====== Document source

Il y a eu, en 1981-1982, une compression budgétaire de 1,5% de la
masse des autres personnels, de 14,2% des autres coûts et de 15,7% des
budgets spéciaux, pour un total de 18 600 000 $. En 1982-1983, le total
des compressions est de 8 800 000 $. Dans le fond, je pense que, sur le plan
des explications, le Dr Laurin a donné de façon assez
précise l'impact, en termes de conséquences, de ces
compressions-là sur la vie des collèges.
Nous pensons que l'essentiel a été respecté. Nous
avons réservé dans les budgets certaines sommes
particulières pour faire face aux croissances de clientèles
très considérables qui ont lieu dans certains collèges, en
particulier certains collèges de la région de Montréal et
de Québec, qui se sont vu donner des budgets spéciaux
supplémentaires pour pouvoir accueillir les clientèles.

============
====== Informations extraites

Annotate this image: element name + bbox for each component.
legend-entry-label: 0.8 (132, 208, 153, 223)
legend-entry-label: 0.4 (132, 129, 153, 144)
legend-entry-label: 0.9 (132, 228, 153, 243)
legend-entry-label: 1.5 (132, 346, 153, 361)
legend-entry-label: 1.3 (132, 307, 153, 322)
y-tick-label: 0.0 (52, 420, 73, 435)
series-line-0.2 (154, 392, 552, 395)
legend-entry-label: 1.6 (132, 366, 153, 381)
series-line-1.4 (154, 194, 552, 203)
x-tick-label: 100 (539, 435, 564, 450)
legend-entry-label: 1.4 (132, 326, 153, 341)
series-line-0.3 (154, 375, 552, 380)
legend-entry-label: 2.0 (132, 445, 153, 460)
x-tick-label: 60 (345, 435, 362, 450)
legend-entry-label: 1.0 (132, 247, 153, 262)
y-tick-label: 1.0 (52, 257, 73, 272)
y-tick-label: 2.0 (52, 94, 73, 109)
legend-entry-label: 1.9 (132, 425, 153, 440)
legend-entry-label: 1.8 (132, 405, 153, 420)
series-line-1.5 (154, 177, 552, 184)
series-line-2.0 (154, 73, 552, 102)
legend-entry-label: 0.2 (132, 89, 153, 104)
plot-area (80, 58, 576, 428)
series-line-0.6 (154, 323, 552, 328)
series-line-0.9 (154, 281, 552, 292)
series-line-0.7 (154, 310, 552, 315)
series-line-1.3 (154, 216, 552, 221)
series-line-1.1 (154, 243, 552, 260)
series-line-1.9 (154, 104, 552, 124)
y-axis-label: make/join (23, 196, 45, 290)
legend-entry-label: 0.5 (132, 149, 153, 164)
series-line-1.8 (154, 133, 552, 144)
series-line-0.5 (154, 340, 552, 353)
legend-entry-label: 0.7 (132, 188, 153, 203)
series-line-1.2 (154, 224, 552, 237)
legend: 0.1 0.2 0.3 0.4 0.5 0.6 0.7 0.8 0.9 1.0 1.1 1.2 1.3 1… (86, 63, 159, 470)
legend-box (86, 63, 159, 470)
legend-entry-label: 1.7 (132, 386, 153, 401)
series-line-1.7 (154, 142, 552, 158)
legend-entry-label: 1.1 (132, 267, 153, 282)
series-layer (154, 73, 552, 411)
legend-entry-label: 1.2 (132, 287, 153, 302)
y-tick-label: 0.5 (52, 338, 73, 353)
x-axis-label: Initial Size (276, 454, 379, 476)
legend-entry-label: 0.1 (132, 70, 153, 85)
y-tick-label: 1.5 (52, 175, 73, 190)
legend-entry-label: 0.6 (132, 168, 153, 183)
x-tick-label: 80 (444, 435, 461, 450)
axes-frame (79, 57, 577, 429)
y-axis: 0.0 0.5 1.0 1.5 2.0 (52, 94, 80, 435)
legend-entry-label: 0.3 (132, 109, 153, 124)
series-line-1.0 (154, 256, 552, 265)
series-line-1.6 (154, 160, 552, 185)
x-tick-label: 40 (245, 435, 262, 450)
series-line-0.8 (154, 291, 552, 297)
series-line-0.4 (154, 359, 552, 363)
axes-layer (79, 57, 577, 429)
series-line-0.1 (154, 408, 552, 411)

============

§ **Tâches à réaliser**:
a. D'après l'extrait sur les compressions budgétaires des collèges, indiquez si chacune des affirmations suivantes est exacte (oui ou non), en citant mot pour mot les mots de l'extrait qui tranchent : (i) en 1982-1983, le total des compressions s'élève à 8 800 000 $ ; (ii) en 1981-1982, la compression des autres coûts était de 15,7 % ; (iii) certains collèges des régions de Montréal et de Québec ont reçu des budgets spéciaux supplémentaires.
b. Reproduisez à l'identique les lignes de la liste en commençant par sa première ligne. Arrêtez-vous après la ligne qui contient « series-line-1.8 (154, 133, 552, 144) », celle-ci comprise.
Le texte et la liste proviennent de sources distinctes.

§ **Résultats des tâches**:
a.
(i) Oui : « le total des compressions est de 8 800 000 $ ».
(ii) Non : « de 14,2% des autres coûts ».
(iii) Oui : « certains collèges de la région de Montréal et de Québec, qui se sont vu donner des budgets spéciaux supplémentaires ».

b.
Annotate this image: element name + bbox for each component.
legend-entry-label: 0.8 (132, 208, 153, 223)
legend-entry-label: 0.4 (132, 129, 153, 144)
legend-entry-label: 0.9 (132, 228, 153, 243)
legend-entry-label: 1.5 (132, 346, 153, 361)
legend-entry-label: 1.3 (132, 307, 153, 322)
y-tick-label: 0.0 (52, 420, 73, 435)
series-line-0.2 (154, 392, 552, 395)
legend-entry-label: 1.6 (132, 366, 153, 381)
series-line-1.4 (154, 194, 552, 203)
x-tick-label: 100 (539, 435, 564, 450)
legend-entry-label: 1.4 (132, 326, 153, 341)
series-line-0.3 (154, 375, 552, 380)
legend-entry-label: 2.0 (132, 445, 153, 460)
x-tick-label: 60 (345, 435, 362, 450)
legend-entry-label: 1.0 (132, 247, 153, 262)
y-tick-label: 1.0 (52, 257, 73, 272)
y-tick-label: 2.0 (52, 94, 73, 109)
legend-entry-label: 1.9 (132, 425, 153, 440)
legend-entry-label: 1.8 (132, 405, 153, 420)
series-line-1.5 (154, 177, 552, 184)
series-line-2.0 (154, 73, 552, 102)
legend-entry-label: 0.2 (132, 89, 153, 104)
plot-area (80, 58, 576, 428)
series-line-0.6 (154, 323, 552, 328)
series-line-0.9 (154, 281, 552, 292)
series-line-0.7 (154, 310, 552, 315)
series-line-1.3 (154, 216, 552, 221)
series-line-1.1 (154, 243, 552, 260)
series-line-1.9 (154, 104, 552, 124)
y-axis-label: make/join (23, 196, 45, 290)
legend-entry-label: 0.5 (132, 149, 153, 164)
series-line-1.8 (154, 133, 552, 144)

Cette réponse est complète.